▶ Instructions for the task: Your copy of the material must match it exactly, except that pictures are dropped.

* start *

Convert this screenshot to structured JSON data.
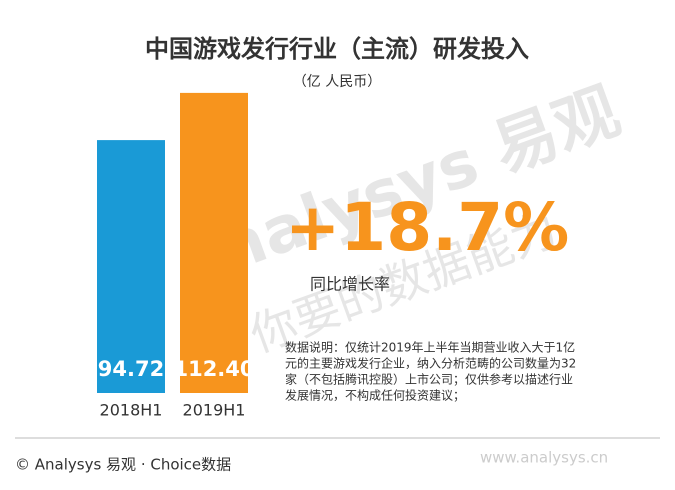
{
  "chart_data": {
    "type": "bar",
    "title": "中国游戏发行行业（主流）研发投入",
    "subtitle": "（亿 人民币）",
    "categories": [
      "2018H1",
      "2019H1"
    ],
    "values": [
      94.72,
      112.4
    ],
    "value_labels": [
      "94.72",
      "112.40"
    ],
    "colors": [
      "#1a9ad6",
      "#f7941d"
    ],
    "growth": "+18.7%",
    "growth_label": "同比增长率",
    "note": [
      "数据说明：仅统计2019年上半年当期营业收入大于1亿",
      "元的主要游戏发行企业，纳入分析范畴的公司数量为32",
      "家（不包括腾讯控股）上市公司；仅供参考以描述行业",
      "发展情况，不构成任何投资建议；"
    ],
    "watermark": [
      "Analysys 易观",
      "你要的数据能力"
    ],
    "source": "© Analysys 易观 · Choice数据",
    "website": "www.analysys.cn"
  }
}
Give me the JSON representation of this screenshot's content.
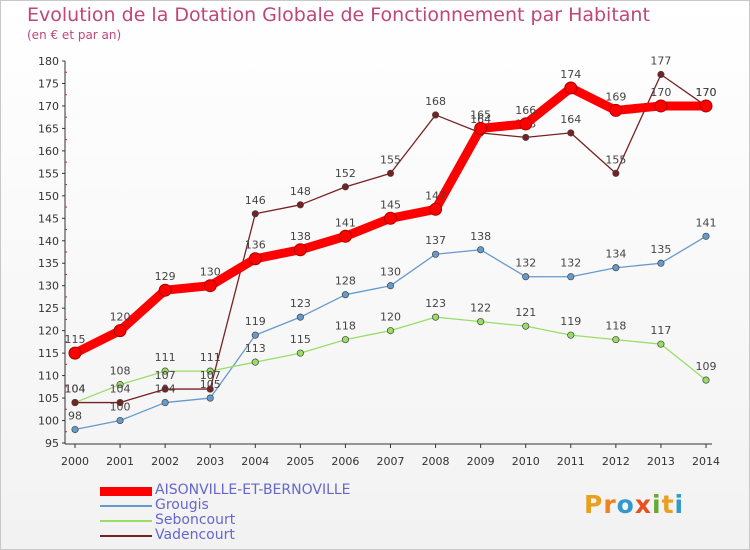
{
  "header": {
    "title": "Evolution de la Dotation Globale de Fonctionnement par Habitant",
    "subtitle": "(en € et par an)"
  },
  "brand": {
    "text": "Proxiti"
  },
  "chart_data": {
    "type": "line",
    "title": "Evolution de la Dotation Globale de Fonctionnement par Habitant",
    "subtitle": "(en € et par an)",
    "x": [
      "2000",
      "2001",
      "2002",
      "2003",
      "2004",
      "2005",
      "2006",
      "2007",
      "2008",
      "2009",
      "2010",
      "2011",
      "2012",
      "2013",
      "2014"
    ],
    "ylim": [
      95,
      180
    ],
    "yticks": [
      95,
      100,
      105,
      110,
      115,
      120,
      125,
      130,
      135,
      140,
      145,
      150,
      155,
      160,
      165,
      170,
      175,
      180
    ],
    "grid": false,
    "legend_position": "bottom",
    "series": [
      {
        "name": "AISONVILLE-ET-BERNOVILLE",
        "color": "#ff0000",
        "values": [
          115,
          120,
          129,
          130,
          136,
          138,
          141,
          145,
          147,
          165,
          166,
          174,
          169,
          170,
          170
        ]
      },
      {
        "name": "Grougis",
        "color": "#6699cc",
        "values": [
          98,
          100,
          104,
          105,
          119,
          123,
          128,
          130,
          137,
          138,
          132,
          132,
          134,
          135,
          141
        ]
      },
      {
        "name": "Seboncourt",
        "color": "#99dd66",
        "values": [
          104,
          108,
          111,
          111,
          113,
          115,
          118,
          120,
          123,
          122,
          121,
          119,
          118,
          117,
          109
        ]
      },
      {
        "name": "Vadencourt",
        "color": "#772222",
        "values": [
          104,
          104,
          107,
          107,
          146,
          148,
          152,
          155,
          168,
          164,
          163,
          164,
          155,
          177,
          170
        ]
      }
    ]
  }
}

* end *

▶ Response:
Convert this screenshot to structured JSON data.
{
  "chart_data": {
    "type": "bar",
    "title": "中国游戏发行行业（主流）研发投入",
    "subtitle": "（亿 人民币）",
    "categories": [
      "2018H1",
      "2019H1"
    ],
    "values": [
      94.72,
      112.4
    ],
    "value_labels": [
      "94.72",
      "112.40"
    ],
    "colors": [
      "#1a9ad6",
      "#f7941d"
    ],
    "growth": "+18.7%",
    "growth_label": "同比增长率",
    "note": [
      "数据说明：仅统计2019年上半年当期营业收入大于1亿",
      "元的主要游戏发行企业，纳入分析范畴的公司数量为32",
      "家（不包括腾讯控股）上市公司；仅供参考以描述行业",
      "发展情况，不构成任何投资建议；"
    ],
    "watermark": [
      "Analysys 易观",
      "你要的数据能力"
    ],
    "source": "© Analysys 易观 · Choice数据",
    "website": "www.analysys.cn"
  }
}
Give me the JSON representation of this screenshot's content.
{
  "header": {
    "title": "Evolution de la Dotation Globale de Fonctionnement par Habitant",
    "subtitle": "(en € et par an)"
  },
  "brand": {
    "text": "Proxiti"
  },
  "chart_data": {
    "type": "line",
    "title": "Evolution de la Dotation Globale de Fonctionnement par Habitant",
    "subtitle": "(en € et par an)",
    "x": [
      "2000",
      "2001",
      "2002",
      "2003",
      "2004",
      "2005",
      "2006",
      "2007",
      "2008",
      "2009",
      "2010",
      "2011",
      "2012",
      "2013",
      "2014"
    ],
    "ylim": [
      95,
      180
    ],
    "yticks": [
      95,
      100,
      105,
      110,
      115,
      120,
      125,
      130,
      135,
      140,
      145,
      150,
      155,
      160,
      165,
      170,
      175,
      180
    ],
    "grid": false,
    "legend_position": "bottom",
    "series": [
      {
        "name": "AISONVILLE-ET-BERNOVILLE",
        "color": "#ff0000",
        "values": [
          115,
          120,
          129,
          130,
          136,
          138,
          141,
          145,
          147,
          165,
          166,
          174,
          169,
          170,
          170
        ]
      },
      {
        "name": "Grougis",
        "color": "#6699cc",
        "values": [
          98,
          100,
          104,
          105,
          119,
          123,
          128,
          130,
          137,
          138,
          132,
          132,
          134,
          135,
          141
        ]
      },
      {
        "name": "Seboncourt",
        "color": "#99dd66",
        "values": [
          104,
          108,
          111,
          111,
          113,
          115,
          118,
          120,
          123,
          122,
          121,
          119,
          118,
          117,
          109
        ]
      },
      {
        "name": "Vadencourt",
        "color": "#772222",
        "values": [
          104,
          104,
          107,
          107,
          146,
          148,
          152,
          155,
          168,
          164,
          163,
          164,
          155,
          177,
          170
        ]
      }
    ]
  }
}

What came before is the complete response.